Exercise ▸
Rewrite the lines from the first one through the line that contains "annotation: y = 0.0529ln(x)", putting "date-tick" wherever "x-tick-date" appears and leaving everything else unchanged.

Record extracts ▸
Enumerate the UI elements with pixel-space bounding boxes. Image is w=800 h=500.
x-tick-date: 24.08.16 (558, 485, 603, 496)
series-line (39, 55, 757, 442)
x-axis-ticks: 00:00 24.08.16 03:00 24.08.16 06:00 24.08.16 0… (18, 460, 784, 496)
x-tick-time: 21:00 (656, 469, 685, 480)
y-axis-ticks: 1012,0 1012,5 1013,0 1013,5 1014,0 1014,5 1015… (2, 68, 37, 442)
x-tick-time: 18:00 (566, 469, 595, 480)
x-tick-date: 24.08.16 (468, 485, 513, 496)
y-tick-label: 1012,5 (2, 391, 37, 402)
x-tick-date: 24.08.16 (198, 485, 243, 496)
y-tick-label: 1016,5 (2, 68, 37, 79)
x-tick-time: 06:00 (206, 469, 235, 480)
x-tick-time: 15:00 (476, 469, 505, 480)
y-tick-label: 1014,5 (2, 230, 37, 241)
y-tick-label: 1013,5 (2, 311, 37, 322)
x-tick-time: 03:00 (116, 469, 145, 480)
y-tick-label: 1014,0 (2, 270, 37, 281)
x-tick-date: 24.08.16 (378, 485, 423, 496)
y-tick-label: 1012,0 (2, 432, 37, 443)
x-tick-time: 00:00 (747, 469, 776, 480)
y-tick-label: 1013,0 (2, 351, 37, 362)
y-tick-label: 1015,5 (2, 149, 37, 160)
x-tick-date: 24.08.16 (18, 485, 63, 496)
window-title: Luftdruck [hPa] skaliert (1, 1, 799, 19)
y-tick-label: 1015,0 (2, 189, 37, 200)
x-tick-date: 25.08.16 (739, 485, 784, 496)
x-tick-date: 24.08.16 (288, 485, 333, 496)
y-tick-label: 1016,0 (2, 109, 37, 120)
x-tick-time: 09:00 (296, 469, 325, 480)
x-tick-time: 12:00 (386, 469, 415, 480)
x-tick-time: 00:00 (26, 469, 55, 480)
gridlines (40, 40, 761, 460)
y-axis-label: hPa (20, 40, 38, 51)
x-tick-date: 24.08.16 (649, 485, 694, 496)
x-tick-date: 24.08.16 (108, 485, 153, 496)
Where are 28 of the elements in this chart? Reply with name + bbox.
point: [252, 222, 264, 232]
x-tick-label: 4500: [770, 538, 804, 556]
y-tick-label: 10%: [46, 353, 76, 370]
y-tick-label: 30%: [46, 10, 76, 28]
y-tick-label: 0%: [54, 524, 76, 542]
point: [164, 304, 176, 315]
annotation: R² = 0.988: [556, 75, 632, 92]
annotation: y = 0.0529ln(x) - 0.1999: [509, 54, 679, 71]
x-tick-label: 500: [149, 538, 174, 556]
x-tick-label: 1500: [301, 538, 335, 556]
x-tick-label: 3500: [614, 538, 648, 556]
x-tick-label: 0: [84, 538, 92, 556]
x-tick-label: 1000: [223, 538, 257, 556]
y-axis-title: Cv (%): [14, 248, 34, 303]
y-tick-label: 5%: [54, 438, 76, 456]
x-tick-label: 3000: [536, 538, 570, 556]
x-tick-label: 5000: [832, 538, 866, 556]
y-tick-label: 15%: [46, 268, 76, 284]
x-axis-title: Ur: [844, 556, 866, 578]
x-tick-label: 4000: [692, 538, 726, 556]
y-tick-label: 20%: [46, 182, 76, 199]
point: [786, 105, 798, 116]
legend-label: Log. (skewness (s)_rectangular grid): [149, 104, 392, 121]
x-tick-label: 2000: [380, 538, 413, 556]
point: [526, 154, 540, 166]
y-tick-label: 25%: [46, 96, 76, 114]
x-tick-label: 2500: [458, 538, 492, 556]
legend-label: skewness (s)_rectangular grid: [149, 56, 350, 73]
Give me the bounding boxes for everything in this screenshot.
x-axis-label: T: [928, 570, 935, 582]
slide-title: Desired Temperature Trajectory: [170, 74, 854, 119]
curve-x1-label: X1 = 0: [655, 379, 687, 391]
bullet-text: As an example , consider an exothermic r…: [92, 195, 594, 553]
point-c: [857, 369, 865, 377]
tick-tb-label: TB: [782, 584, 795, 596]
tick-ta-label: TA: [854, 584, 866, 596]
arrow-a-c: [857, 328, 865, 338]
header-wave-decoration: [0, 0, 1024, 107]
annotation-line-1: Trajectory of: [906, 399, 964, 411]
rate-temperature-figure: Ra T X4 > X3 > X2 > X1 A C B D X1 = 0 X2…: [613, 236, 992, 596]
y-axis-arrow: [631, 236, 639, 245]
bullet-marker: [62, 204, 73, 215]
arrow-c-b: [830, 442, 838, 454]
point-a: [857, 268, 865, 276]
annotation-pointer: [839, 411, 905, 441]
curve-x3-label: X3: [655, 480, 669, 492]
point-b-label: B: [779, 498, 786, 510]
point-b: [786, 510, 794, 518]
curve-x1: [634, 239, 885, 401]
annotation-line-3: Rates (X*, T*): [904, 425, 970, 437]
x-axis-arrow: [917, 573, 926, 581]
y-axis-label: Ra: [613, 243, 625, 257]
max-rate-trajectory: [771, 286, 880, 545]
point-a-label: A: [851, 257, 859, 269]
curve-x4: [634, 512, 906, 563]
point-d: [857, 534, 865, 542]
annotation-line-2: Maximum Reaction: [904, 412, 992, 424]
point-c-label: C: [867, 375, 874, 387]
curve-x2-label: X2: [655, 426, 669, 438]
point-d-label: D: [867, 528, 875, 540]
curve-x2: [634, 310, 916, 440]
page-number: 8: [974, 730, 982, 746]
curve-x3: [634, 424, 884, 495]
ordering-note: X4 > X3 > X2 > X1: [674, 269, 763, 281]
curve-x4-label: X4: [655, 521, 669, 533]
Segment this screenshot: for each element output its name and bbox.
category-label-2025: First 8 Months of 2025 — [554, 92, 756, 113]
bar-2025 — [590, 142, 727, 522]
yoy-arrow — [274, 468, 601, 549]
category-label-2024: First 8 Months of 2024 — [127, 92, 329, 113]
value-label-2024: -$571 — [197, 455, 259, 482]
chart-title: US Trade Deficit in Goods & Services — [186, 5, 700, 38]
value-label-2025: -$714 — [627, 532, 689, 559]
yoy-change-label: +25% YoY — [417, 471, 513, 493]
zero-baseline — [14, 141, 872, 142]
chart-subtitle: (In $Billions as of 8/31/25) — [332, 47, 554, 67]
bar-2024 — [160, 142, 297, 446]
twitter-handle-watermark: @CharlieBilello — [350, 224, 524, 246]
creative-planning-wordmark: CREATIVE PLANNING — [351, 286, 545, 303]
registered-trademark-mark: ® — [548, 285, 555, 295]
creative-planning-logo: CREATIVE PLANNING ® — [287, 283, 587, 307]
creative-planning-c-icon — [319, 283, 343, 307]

Task response ▸
Enumerate the UI elements with pixel-space bounding boxes. Image is w=800 h=500.
date-tick: 24.08.16 (558, 485, 603, 496)
series-line (39, 55, 757, 442)
x-axis-ticks: 00:00 24.08.16 03:00 24.08.16 06:00 24.08.16 0… (18, 460, 784, 496)
x-tick-time: 21:00 (656, 469, 685, 480)
y-axis-ticks: 1012,0 1012,5 1013,0 1013,5 1014,0 1014,5 1015… (2, 68, 37, 442)
x-tick-time: 18:00 (566, 469, 595, 480)
date-tick: 24.08.16 (468, 485, 513, 496)
y-tick-label: 1012,5 (2, 391, 37, 402)
date-tick: 24.08.16 (198, 485, 243, 496)
y-tick-label: 1016,5 (2, 68, 37, 79)
x-tick-time: 06:00 (206, 469, 235, 480)
x-tick-time: 15:00 (476, 469, 505, 480)
y-tick-label: 1014,5 (2, 230, 37, 241)
y-tick-label: 1013,5 (2, 311, 37, 322)
x-tick-time: 03:00 (116, 469, 145, 480)
y-tick-label: 1014,0 (2, 270, 37, 281)
date-tick: 24.08.16 (378, 485, 423, 496)
y-tick-label: 1012,0 (2, 432, 37, 443)
x-tick-time: 00:00 (747, 469, 776, 480)
y-tick-label: 1013,0 (2, 351, 37, 362)
y-tick-label: 1015,5 (2, 149, 37, 160)
date-tick: 24.08.16 (18, 485, 63, 496)
window-title: Luftdruck [hPa] skaliert (1, 1, 799, 19)
y-tick-label: 1015,0 (2, 189, 37, 200)
date-tick: 25.08.16 (739, 485, 784, 496)
date-tick: 24.08.16 (288, 485, 333, 496)
y-tick-label: 1016,0 (2, 109, 37, 120)
x-tick-time: 09:00 (296, 469, 325, 480)
x-tick-time: 12:00 (386, 469, 415, 480)
x-tick-time: 00:00 (26, 469, 55, 480)
gridlines (40, 40, 761, 460)
y-axis-label: hPa (20, 40, 38, 51)
date-tick: 24.08.16 (649, 485, 694, 496)
date-tick: 24.08.16 (108, 485, 153, 496)
Where are 28 of the elements in this chart? Reply with name + bbox.
point: [252, 222, 264, 232]
x-tick-label: 4500: [770, 538, 804, 556]
y-tick-label: 10%: [46, 353, 76, 370]
y-tick-label: 30%: [46, 10, 76, 28]
y-tick-label: 0%: [54, 524, 76, 542]
point: [164, 304, 176, 315]
annotation: R² = 0.988: [556, 75, 632, 92]
annotation: y = 0.0529ln(x) - 0.1999: [509, 54, 679, 71]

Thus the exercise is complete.